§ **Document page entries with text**

--

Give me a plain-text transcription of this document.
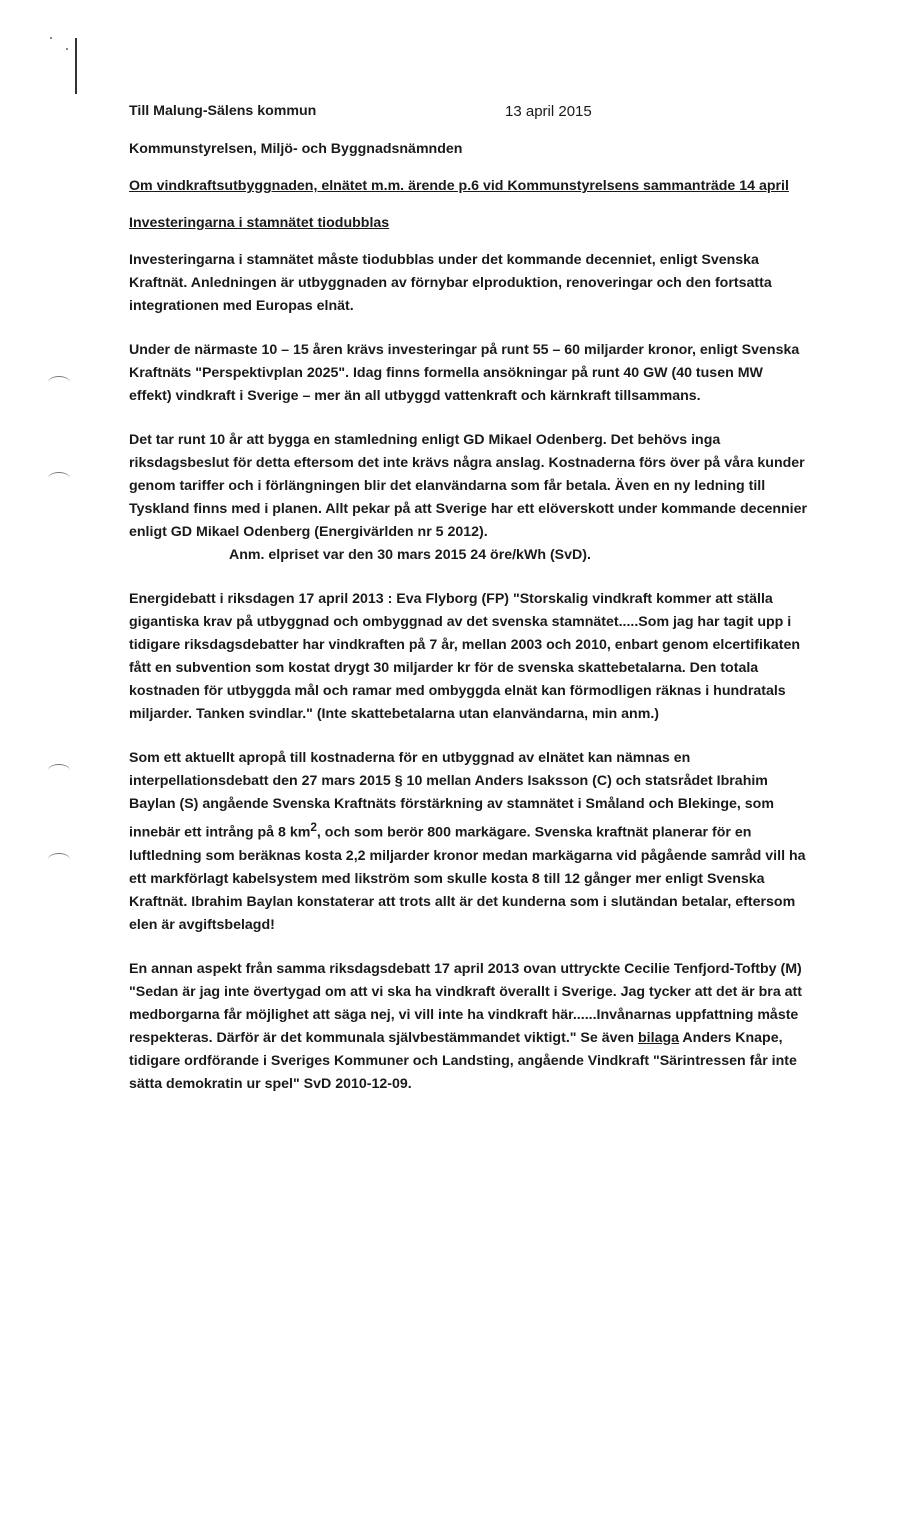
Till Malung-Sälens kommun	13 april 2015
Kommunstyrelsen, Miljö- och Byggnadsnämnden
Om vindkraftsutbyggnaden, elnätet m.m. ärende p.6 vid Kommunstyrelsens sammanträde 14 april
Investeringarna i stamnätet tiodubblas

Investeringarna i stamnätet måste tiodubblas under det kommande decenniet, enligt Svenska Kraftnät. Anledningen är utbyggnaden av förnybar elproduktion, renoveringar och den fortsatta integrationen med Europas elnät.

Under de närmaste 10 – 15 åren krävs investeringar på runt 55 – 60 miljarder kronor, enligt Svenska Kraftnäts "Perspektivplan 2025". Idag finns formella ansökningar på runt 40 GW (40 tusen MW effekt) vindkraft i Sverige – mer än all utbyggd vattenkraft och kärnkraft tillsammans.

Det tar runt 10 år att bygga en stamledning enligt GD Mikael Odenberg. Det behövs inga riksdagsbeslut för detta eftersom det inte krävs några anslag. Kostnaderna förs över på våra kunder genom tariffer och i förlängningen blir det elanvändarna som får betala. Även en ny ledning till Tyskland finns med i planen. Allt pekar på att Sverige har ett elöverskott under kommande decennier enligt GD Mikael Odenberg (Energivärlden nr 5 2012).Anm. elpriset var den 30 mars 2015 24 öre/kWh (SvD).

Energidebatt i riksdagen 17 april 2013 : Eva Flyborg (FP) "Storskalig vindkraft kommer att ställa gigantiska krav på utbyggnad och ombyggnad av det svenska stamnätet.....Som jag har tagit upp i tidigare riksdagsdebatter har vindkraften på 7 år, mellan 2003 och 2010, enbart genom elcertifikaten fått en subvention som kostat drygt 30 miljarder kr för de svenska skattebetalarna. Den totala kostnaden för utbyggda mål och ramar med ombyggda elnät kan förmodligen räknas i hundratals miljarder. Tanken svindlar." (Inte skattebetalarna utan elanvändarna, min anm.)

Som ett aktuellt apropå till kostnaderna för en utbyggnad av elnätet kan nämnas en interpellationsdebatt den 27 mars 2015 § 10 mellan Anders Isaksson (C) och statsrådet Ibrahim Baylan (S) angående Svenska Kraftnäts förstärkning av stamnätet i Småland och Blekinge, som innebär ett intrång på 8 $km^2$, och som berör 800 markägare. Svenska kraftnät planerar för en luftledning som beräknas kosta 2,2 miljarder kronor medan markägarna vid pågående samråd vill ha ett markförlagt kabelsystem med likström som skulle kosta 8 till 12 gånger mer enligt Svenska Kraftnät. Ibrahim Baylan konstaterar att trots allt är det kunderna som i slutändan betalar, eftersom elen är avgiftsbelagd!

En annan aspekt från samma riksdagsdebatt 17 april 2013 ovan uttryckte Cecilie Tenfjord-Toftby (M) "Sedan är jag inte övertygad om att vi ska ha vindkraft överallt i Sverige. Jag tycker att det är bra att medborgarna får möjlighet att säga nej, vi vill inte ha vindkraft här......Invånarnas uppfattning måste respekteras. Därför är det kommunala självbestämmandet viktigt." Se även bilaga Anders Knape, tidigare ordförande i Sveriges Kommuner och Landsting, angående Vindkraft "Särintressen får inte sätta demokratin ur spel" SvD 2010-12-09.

--

§ **Aim of the exercise**
Repeat every entry above exactly; images stay out of the copy.

§ **Answer to the problem**
Give me a plain-text transcription of this document.
Till Malung-Sälens kommun	13 april 2015
Kommunstyrelsen, Miljö- och Byggnadsnämnden
Om vindkraftsutbyggnaden, elnätet m.m. ärende p.6 vid Kommunstyrelsens sammanträde 14 april
Investeringarna i stamnätet tiodubblas

Investeringarna i stamnätet måste tiodubblas under det kommande decenniet, enligt Svenska Kraftnät. Anledningen är utbyggnaden av förnybar elproduktion, renoveringar och den fortsatta integrationen med Europas elnät.

Under de närmaste 10 – 15 åren krävs investeringar på runt 55 – 60 miljarder kronor, enligt Svenska Kraftnäts "Perspektivplan 2025". Idag finns formella ansökningar på runt 40 GW (40 tusen MW effekt) vindkraft i Sverige – mer än all utbyggd vattenkraft och kärnkraft tillsammans.

Det tar runt 10 år att bygga en stamledning enligt GD Mikael Odenberg. Det behövs inga riksdagsbeslut för detta eftersom det inte krävs några anslag. Kostnaderna förs över på våra kunder genom tariffer och i förlängningen blir det elanvändarna som får betala. Även en ny ledning till Tyskland finns med i planen. Allt pekar på att Sverige har ett elöverskott under kommande decennier enligt GD Mikael Odenberg (Energivärlden nr 5 2012).Anm. elpriset var den 30 mars 2015 24 öre/kWh (SvD).

Energidebatt i riksdagen 17 april 2013 : Eva Flyborg (FP) "Storskalig vindkraft kommer att ställa gigantiska krav på utbyggnad och ombyggnad av det svenska stamnätet.....Som jag har tagit upp i tidigare riksdagsdebatter har vindkraften på 7 år, mellan 2003 och 2010, enbart genom elcertifikaten fått en subvention som kostat drygt 30 miljarder kr för de svenska skattebetalarna. Den totala kostnaden för utbyggda mål och ramar med ombyggda elnät kan förmodligen räknas i hundratals miljarder. Tanken svindlar." (Inte skattebetalarna utan elanvändarna, min anm.)

Som ett aktuellt apropå till kostnaderna för en utbyggnad av elnätet kan nämnas en interpellationsdebatt den 27 mars 2015 § 10 mellan Anders Isaksson (C) och statsrådet Ibrahim Baylan (S) angående Svenska Kraftnäts förstärkning av stamnätet i Småland och Blekinge, som innebär ett intrång på 8 $km^2$, och som berör 800 markägare. Svenska kraftnät planerar för en luftledning som beräknas kosta 2,2 miljarder kronor medan markägarna vid pågående samråd vill ha ett markförlagt kabelsystem med likström som skulle kosta 8 till 12 gånger mer enligt Svenska Kraftnät. Ibrahim Baylan konstaterar att trots allt är det kunderna som i slutändan betalar, eftersom elen är avgiftsbelagd!

En annan aspekt från samma riksdagsdebatt 17 april 2013 ovan uttryckte Cecilie Tenfjord-Toftby (M) "Sedan är jag inte övertygad om att vi ska ha vindkraft överallt i Sverige. Jag tycker att det är bra att medborgarna får möjlighet att säga nej, vi vill inte ha vindkraft här......Invånarnas uppfattning måste respekteras. Därför är det kommunala självbestämmandet viktigt." Se även bilaga Anders Knape, tidigare ordförande i Sveriges Kommuner och Landsting, angående Vindkraft "Särintressen får inte sätta demokratin ur spel" SvD 2010-12-09.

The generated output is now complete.